Quali spunti di riflessione per il Mezzogiorno dal voto in Germania?
La geografia del voto delle ultime elezioni tedesche mostra che, a oltre trent’anni dalla riunificazione, le differenze socioeconomiche e culturali tra ex-DDR e Lander occidentali continuano a influenzare le scelte elettorali: a Est ha vinto l’estrema destra, a Ovest conservano consensi i partiti tradizionali. Perché nel Mezzogiorno, nonostante i persistenti divari economici e sociali rispetto al Nord, non si è verificata la stessa radicalizzazione del voto?
La Germania dell’Est vira a destra
Le elezioni federali tedesche del febbraio 2025 hanno visto la vittoria del polo conservatore CDU/CSU, che ha ottenuto il 28,6% dei consensi. Alternative für Deutschland (AfD) si è affermato come secondo partito più votato con quasi il 21%. Die Linke ha sorpreso con un significativo 8,8%. Al contrario, il Partito Socialdemocratico (SPD) ha subito una pesante battuta d’arresto, ottenendo il peggior risultato della sua storia con il 16,4% dei voti (Fig. 1).
Fig. 1. Risultati elezioni politiche in Germania, 2021 e 2025

Fonte: https://www.bundeswahlleiterin.de/
Il voto ha evidenziato una sensibile polarizzazione elettorale tra le regioni meno avanzate dell’ex Germania Est e quelle più ricche dell’Ovest. Nella parte occidentale, il partito più votato è stato la CDU/CSU, con una prevalenza netta soprattutto in Baviera (37,1%) e Baden-Württemberg (32,5%). Nell’Est, l’AfD si è imposta come prima forza politica, con il doppio dei consensi della CDU: 36,2% contro il 18,9% (Tab. 1). Rispetto alle elezioni del 2021 l’AfD nei Lander dell’Est ha raddoppiato la percentuale di voti, con incrementi compresi tra i 14 e i 18 punti percentuali.
Tab. 1. Risultati elezioni politiche in Germania nei Lander orientali, 2025

Fonte: https://www.bundeswahlleiterin.de/
Dall’unificazione, il sistema politico tedesco si è distinto per una notevole stabilità. I partiti tradizionali CDU/CSU e SPD hanno mantenuto un ruolo centrale nel governo del Paese. In questo contesto politico stabile e bipolare, lo spazio per il voto di protesta, rimasto relativamente limitato, si è concentrato prevalentemente a Est. Il persistere di un’identità politica e sociale distinta nell’ex DDR, che ha in parte “resistito” al tentativo di omogenizzazione portato avanti dal 1991, si è riflesso nelle urne in una ricerca costante di rappresentanza politica alternativa ai partiti maggioritari, inizialmente con Die Linke, oggi con AfD.

Dati forniti →
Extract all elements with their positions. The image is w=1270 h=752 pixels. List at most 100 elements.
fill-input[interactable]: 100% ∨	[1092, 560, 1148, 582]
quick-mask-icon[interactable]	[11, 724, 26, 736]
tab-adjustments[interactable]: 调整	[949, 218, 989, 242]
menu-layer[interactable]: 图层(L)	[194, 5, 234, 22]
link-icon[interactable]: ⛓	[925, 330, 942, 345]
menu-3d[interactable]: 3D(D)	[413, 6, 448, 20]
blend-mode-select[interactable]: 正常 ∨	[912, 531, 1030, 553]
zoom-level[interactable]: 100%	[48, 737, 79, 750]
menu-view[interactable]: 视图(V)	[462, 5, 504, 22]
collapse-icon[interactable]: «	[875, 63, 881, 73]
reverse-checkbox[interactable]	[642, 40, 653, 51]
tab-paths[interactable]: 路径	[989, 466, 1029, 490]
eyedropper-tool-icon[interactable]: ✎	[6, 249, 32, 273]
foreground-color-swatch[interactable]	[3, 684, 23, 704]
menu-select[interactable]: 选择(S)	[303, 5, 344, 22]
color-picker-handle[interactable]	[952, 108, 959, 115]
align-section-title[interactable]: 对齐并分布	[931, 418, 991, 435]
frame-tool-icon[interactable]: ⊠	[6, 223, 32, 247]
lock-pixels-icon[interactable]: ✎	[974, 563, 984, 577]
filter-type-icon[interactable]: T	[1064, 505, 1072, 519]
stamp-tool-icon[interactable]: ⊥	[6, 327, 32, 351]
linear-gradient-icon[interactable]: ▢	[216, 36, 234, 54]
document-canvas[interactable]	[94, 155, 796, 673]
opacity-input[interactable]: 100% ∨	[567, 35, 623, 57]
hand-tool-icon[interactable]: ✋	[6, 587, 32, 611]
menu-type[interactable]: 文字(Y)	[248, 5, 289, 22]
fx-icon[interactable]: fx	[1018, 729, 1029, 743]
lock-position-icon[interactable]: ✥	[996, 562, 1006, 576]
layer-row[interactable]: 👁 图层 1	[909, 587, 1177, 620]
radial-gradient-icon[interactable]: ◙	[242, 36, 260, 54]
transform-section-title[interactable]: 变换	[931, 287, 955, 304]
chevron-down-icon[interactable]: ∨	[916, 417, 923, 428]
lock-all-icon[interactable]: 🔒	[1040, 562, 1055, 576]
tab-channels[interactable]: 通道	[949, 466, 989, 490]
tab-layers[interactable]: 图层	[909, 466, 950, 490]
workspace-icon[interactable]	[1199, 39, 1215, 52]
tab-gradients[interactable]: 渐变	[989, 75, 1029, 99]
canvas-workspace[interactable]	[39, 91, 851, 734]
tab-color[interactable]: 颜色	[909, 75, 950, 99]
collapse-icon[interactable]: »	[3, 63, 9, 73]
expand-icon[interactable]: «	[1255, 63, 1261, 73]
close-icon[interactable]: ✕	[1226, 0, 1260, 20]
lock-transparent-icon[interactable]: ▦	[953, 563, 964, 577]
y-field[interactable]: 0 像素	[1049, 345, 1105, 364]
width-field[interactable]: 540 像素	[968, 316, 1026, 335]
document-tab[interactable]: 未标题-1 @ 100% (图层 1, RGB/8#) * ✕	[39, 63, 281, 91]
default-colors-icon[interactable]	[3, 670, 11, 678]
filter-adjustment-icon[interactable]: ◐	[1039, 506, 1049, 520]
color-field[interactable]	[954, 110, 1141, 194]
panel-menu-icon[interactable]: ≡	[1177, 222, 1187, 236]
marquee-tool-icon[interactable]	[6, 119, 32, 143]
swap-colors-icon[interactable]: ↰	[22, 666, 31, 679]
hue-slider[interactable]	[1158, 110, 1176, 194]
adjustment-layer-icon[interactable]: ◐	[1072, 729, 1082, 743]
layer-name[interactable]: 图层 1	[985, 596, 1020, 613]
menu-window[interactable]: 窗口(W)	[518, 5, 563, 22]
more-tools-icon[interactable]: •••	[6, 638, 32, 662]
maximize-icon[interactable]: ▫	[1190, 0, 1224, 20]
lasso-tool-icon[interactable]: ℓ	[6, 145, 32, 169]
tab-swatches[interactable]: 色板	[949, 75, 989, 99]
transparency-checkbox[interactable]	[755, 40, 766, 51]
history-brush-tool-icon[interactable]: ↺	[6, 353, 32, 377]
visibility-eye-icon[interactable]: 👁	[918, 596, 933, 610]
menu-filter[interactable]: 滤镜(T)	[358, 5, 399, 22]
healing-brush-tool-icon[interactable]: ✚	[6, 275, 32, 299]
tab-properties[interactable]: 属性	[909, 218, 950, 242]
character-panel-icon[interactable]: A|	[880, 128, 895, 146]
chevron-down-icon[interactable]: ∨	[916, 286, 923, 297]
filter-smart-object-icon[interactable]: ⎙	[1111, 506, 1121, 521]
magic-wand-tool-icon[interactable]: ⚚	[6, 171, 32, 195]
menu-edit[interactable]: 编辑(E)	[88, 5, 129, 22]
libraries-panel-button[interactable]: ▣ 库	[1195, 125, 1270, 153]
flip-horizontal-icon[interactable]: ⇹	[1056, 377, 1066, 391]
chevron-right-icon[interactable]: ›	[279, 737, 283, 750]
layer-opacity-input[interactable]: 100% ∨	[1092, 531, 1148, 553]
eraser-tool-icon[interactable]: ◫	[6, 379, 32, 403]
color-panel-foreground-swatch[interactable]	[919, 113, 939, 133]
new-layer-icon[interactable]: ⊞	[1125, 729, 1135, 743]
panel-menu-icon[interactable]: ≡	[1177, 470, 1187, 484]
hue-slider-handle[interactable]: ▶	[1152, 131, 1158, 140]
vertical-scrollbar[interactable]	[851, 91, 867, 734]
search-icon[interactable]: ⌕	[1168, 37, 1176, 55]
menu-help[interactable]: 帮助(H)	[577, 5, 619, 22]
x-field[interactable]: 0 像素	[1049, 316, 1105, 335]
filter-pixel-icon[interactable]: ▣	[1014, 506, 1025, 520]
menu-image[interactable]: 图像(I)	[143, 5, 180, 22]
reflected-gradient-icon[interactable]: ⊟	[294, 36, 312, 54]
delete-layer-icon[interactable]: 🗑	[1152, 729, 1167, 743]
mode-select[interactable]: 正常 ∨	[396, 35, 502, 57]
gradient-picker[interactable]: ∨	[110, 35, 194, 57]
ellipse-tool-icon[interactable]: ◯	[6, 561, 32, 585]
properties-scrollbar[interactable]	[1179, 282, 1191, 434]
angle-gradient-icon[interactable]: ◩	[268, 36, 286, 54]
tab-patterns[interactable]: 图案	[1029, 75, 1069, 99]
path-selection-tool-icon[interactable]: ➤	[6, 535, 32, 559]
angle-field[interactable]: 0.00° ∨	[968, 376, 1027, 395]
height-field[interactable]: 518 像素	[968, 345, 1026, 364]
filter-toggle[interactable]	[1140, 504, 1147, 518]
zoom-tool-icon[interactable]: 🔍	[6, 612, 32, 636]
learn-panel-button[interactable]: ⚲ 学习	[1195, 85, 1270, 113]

Consegna 1 →
Restituisci senza modifiche le righe dei record, dalla prima fino alla riga che contiene "75, 1029, 99]", comprese entrambe.
Consegna 2 →
Per favore, riprendi il testo sul voto in Germania e il Mezzogiorno dal punto in cui si interrompe.

Risposta scritta 1 →
Extract all elements with their positions. The image is w=1270 h=752 pixels. List at most 100 elements.
fill-input[interactable]: 100% ∨	[1092, 560, 1148, 582]
quick-mask-icon[interactable]	[11, 724, 26, 736]
tab-adjustments[interactable]: 调整	[949, 218, 989, 242]
menu-layer[interactable]: 图层(L)	[194, 5, 234, 22]
link-icon[interactable]: ⛓	[925, 330, 942, 345]
menu-3d[interactable]: 3D(D)	[413, 6, 448, 20]
blend-mode-select[interactable]: 正常 ∨	[912, 531, 1030, 553]
zoom-level[interactable]: 100%	[48, 737, 79, 750]
menu-view[interactable]: 视图(V)	[462, 5, 504, 22]
collapse-icon[interactable]: «	[875, 63, 881, 73]
reverse-checkbox[interactable]	[642, 40, 653, 51]
tab-paths[interactable]: 路径	[989, 466, 1029, 490]
eyedropper-tool-icon[interactable]: ✎	[6, 249, 32, 273]
foreground-color-swatch[interactable]	[3, 684, 23, 704]
menu-select[interactable]: 选择(S)	[303, 5, 344, 22]
color-picker-handle[interactable]	[952, 108, 959, 115]
align-section-title[interactable]: 对齐并分布	[931, 418, 991, 435]
frame-tool-icon[interactable]: ⊠	[6, 223, 32, 247]
lock-pixels-icon[interactable]: ✎	[974, 563, 984, 577]
filter-type-icon[interactable]: T	[1064, 505, 1072, 519]
stamp-tool-icon[interactable]: ⊥	[6, 327, 32, 351]
linear-gradient-icon[interactable]: ▢	[216, 36, 234, 54]
document-canvas[interactable]	[94, 155, 796, 673]
opacity-input[interactable]: 100% ∨	[567, 35, 623, 57]
hand-tool-icon[interactable]: ✋	[6, 587, 32, 611]
menu-type[interactable]: 文字(Y)	[248, 5, 289, 22]
fx-icon[interactable]: fx	[1018, 729, 1029, 743]
lock-position-icon[interactable]: ✥	[996, 562, 1006, 576]
layer-row[interactable]: 👁 图层 1	[909, 587, 1177, 620]
radial-gradient-icon[interactable]: ◙	[242, 36, 260, 54]
transform-section-title[interactable]: 变换	[931, 287, 955, 304]
chevron-down-icon[interactable]: ∨	[916, 417, 923, 428]
lock-all-icon[interactable]: 🔒	[1040, 562, 1055, 576]
tab-channels[interactable]: 通道	[949, 466, 989, 490]
tab-layers[interactable]: 图层	[909, 466, 950, 490]
workspace-icon[interactable]	[1199, 39, 1215, 52]
tab-gradients[interactable]: 渐变	[989, 75, 1029, 99]

Risposta scritta 2 →
Il fatto nuovo, di vera e propria rottura, è la radicalizzazione del voto verso l’estrema destra. L’ascesa di AfD nei Lander orientali, trainata da un forte rigetto delle politiche migratorie, dell’integrazione e dell’Unione Europea, è ancor più significativa se si considera che il raddoppio dei consensi del partito rispetto al 2021 sembra sia avvenuto soprattutto a discapito della SPD, che ha perso a Est circa 15 punti percentuali.
I divari economici regionali in Germania e Italia
L’Italia è segnata da divari territoriali economici e sociali più persistenti rispetto alla Germania, che ha conosciuto un intenso processo di convergenza socio-economica Est/Ovest dopo l’unificazione. Il Pil per abitante nel Mezzogiorno è circa il 56% di quello del Centro-Nord. Un divario notevole, rimasto stabile – con variazioni di qualche punto percentuale – da quasi un quarantennio (Fig. 2). Al contrario, in Germania la convergenza dell’Est verso l’Ovest è stata costante: da un divario simile a quello che divideva il Mezzogiorno dal Centro-Nord Italia del 1991, fino all’attuale dato del 75% di Pil per abitante rispetto all’Ovest. Un risultato molto favorevole se confrontato al caso italiano, che comunque pare aver trovato un freno nell’indebolimento complessivo dell’economia tedesca.
Fig. 2 Pil pro capite, Germania Est e Mezzogiorno (Germania Ovest e Centro-Nord = 100)

Fonte: elaborazioni Svimez su dati Istat e Destatis
Il processo di convergenza economica tra le due Germanie è osservabile anche dalla sensibile riduzione del differenziale Est/Ovest nel tasso di disoccupazione, dai quasi 10 punti del 2000 (17,3% vs 7,2%) a meno di 2 punti nel 2024 (7,5% vs 5,7%). Decisamente meno intensa è la riduzione del differenziale Mezzogiorno/Centro-Nord: dai 13 punti del 2020 (18,9% vs 5,9%) ai circa 8 del 2024 (12,2% vs 4,4%).
Fig. 3 Differenziale tasso di disoccupazione, Germania Est e Mezzogiorno (diff. in p.p. rispetto a Germania Ovest e Centro-Nord)

Fonte: elaborazioni Svimez su dati Istat e Destatis
Il fattore “cittadinanza”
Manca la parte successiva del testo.